■ Supplied entries ■
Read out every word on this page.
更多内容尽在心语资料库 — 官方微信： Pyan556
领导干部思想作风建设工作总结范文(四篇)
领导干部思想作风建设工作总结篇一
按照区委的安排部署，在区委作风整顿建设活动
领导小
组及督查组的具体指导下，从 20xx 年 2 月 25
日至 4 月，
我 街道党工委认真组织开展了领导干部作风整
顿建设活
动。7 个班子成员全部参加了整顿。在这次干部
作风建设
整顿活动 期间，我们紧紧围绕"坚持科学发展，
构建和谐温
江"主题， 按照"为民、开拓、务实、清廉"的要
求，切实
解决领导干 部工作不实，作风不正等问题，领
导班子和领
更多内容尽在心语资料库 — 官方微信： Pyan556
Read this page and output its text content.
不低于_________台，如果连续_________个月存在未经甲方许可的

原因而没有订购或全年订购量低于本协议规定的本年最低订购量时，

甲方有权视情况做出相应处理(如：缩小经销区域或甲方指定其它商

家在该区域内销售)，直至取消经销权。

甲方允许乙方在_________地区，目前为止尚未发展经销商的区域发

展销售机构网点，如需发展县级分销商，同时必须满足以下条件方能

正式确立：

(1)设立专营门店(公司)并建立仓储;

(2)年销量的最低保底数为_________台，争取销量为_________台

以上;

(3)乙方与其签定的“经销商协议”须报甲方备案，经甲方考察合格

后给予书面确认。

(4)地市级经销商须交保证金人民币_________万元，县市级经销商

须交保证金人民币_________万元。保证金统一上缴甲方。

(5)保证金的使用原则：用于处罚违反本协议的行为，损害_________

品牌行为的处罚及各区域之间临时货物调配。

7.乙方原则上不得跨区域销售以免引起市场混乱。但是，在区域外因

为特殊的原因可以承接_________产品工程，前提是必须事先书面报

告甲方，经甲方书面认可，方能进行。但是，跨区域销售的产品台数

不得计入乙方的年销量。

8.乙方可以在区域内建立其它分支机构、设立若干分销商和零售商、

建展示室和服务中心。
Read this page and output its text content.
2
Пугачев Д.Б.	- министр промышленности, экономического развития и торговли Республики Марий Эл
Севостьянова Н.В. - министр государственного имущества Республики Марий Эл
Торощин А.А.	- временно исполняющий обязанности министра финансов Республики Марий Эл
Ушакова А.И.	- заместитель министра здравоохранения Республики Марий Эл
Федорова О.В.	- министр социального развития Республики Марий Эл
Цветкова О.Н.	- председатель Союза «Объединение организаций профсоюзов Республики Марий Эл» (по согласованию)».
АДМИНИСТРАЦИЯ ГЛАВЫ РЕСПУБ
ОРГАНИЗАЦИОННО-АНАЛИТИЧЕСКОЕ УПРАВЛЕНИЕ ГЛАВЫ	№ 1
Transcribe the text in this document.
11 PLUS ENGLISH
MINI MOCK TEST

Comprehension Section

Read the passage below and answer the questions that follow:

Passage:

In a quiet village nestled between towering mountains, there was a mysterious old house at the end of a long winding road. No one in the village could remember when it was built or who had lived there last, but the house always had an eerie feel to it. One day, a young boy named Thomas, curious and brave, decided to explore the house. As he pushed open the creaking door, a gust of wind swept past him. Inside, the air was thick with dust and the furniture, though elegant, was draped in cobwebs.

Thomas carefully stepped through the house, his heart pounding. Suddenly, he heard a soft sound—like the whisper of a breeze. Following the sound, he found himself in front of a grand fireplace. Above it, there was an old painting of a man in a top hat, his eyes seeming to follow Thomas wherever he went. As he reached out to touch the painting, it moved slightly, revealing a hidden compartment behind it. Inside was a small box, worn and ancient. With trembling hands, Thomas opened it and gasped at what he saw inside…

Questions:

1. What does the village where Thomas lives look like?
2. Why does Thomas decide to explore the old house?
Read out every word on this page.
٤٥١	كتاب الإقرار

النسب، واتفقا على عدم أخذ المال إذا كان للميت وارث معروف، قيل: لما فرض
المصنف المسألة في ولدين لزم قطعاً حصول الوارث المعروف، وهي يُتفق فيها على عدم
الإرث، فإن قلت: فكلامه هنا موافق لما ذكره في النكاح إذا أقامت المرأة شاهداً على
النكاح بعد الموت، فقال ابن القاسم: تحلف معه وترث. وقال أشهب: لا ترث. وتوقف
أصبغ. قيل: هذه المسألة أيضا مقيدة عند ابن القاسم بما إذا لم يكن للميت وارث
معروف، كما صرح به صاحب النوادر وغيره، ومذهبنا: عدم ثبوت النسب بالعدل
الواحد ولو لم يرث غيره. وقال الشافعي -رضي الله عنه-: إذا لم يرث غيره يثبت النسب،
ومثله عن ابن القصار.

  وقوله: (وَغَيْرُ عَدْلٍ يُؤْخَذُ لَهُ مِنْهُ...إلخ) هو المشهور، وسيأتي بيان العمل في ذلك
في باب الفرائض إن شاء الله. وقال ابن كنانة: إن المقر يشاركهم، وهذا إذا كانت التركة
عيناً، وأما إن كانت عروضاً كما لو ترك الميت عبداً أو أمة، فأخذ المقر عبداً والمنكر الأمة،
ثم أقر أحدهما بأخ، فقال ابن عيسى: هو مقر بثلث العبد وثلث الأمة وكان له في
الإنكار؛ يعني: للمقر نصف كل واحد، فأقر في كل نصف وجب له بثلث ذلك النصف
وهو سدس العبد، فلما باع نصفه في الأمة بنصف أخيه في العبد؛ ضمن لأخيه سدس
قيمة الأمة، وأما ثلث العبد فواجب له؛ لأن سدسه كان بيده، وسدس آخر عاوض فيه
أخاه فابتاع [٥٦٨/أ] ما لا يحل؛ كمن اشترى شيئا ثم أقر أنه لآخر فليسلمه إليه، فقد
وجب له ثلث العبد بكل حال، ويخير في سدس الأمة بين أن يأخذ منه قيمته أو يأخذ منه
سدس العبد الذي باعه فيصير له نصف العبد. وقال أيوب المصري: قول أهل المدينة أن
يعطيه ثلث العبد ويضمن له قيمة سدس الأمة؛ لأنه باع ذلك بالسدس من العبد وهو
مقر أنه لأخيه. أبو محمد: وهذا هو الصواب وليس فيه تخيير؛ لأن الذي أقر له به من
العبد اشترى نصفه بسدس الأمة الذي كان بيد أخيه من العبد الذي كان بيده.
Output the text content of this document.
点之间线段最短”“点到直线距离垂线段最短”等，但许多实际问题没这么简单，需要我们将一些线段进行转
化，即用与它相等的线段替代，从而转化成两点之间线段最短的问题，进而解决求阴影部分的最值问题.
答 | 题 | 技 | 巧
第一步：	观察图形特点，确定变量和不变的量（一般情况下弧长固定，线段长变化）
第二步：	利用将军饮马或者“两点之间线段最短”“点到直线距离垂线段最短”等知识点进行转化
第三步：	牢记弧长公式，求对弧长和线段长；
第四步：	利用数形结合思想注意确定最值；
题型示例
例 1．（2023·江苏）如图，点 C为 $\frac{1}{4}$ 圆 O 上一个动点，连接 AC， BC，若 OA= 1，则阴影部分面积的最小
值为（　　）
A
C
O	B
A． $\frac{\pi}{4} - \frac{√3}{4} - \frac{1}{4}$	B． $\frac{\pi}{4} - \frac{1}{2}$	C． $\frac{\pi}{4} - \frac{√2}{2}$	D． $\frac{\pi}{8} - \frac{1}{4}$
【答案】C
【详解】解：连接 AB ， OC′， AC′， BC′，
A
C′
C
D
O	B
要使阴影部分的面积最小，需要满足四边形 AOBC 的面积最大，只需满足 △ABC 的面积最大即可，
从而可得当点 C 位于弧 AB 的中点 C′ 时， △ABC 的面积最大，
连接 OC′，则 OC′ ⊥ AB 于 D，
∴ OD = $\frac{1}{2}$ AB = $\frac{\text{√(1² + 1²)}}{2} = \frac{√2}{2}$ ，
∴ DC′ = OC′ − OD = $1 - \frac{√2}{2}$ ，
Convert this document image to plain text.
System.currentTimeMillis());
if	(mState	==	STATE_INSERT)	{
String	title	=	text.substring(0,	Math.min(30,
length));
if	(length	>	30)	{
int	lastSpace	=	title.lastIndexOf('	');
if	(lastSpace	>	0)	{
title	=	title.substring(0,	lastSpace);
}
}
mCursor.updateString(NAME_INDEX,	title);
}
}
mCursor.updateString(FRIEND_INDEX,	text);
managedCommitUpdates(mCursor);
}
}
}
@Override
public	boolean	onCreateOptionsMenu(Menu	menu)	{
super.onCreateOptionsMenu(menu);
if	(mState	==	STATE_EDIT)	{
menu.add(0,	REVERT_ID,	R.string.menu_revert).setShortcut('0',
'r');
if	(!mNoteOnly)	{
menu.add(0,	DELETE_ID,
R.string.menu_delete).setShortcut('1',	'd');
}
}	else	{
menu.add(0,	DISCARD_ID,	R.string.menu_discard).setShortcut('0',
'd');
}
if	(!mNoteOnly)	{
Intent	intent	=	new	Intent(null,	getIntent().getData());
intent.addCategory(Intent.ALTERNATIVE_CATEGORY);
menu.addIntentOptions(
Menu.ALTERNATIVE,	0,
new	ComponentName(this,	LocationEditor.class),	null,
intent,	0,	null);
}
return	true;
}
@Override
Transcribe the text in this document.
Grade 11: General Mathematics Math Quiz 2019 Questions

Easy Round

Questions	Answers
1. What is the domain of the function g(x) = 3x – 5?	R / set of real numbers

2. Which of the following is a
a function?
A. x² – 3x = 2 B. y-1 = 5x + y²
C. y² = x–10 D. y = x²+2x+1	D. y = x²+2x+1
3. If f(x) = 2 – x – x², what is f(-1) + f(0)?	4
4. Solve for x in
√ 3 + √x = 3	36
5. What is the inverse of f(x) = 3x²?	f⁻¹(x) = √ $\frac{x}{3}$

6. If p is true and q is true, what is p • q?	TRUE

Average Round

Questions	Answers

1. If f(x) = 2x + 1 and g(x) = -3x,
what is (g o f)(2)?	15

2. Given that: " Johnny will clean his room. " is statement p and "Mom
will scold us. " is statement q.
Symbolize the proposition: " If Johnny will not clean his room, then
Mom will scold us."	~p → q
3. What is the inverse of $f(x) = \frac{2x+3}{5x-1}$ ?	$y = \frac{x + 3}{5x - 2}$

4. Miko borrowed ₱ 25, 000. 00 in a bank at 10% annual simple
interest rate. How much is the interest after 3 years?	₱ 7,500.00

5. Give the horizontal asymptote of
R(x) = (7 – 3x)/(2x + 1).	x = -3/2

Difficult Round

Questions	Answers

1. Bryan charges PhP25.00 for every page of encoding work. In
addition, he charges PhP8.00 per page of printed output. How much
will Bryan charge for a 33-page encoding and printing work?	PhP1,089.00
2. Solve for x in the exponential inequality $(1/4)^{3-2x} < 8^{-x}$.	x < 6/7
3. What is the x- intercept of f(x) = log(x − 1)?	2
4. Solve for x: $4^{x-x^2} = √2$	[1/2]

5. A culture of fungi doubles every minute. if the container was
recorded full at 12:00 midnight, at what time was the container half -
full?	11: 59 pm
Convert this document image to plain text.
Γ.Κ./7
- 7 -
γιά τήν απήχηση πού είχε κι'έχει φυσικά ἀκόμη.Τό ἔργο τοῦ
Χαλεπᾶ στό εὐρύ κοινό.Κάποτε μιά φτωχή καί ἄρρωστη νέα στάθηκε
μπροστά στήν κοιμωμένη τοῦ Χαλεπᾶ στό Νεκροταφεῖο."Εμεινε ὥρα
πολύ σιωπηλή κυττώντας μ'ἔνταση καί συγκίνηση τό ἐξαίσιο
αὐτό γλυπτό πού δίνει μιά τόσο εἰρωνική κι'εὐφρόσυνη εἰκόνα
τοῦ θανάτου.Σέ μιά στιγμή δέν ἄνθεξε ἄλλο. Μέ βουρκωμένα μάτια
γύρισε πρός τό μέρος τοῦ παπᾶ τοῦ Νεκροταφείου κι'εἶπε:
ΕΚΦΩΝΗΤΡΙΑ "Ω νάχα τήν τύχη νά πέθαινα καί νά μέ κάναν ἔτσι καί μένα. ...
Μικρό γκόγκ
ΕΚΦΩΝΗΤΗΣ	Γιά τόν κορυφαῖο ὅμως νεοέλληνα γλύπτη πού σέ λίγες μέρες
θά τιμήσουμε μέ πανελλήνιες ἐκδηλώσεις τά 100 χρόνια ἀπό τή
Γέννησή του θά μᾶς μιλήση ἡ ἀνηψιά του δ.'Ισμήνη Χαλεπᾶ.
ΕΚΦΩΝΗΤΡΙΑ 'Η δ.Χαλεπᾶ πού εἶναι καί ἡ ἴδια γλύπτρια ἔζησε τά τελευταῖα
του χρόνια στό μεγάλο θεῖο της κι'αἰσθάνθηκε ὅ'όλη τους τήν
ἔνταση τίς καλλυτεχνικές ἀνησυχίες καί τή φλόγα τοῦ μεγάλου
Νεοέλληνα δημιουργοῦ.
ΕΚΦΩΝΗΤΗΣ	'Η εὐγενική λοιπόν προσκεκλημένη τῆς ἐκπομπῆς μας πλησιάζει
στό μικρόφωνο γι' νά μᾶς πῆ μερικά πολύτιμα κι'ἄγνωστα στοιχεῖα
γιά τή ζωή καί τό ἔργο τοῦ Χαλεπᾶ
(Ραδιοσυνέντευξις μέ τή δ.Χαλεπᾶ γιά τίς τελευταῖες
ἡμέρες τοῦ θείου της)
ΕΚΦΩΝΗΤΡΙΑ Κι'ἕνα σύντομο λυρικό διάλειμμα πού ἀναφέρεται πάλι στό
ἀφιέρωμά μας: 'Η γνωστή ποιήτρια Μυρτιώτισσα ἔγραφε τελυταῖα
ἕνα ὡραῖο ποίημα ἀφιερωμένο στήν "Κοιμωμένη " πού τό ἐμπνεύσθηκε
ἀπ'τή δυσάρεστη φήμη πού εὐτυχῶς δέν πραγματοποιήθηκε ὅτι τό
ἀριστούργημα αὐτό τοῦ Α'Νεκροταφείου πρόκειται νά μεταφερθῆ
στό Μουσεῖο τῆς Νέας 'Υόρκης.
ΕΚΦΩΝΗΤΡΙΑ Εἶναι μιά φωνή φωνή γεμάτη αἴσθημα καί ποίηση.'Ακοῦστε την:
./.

■ Work to be completed ■
Go over the entries above and say how many lines hold the string "onCreateOptionsMenu", with no other text.

■ Result of this task ■
2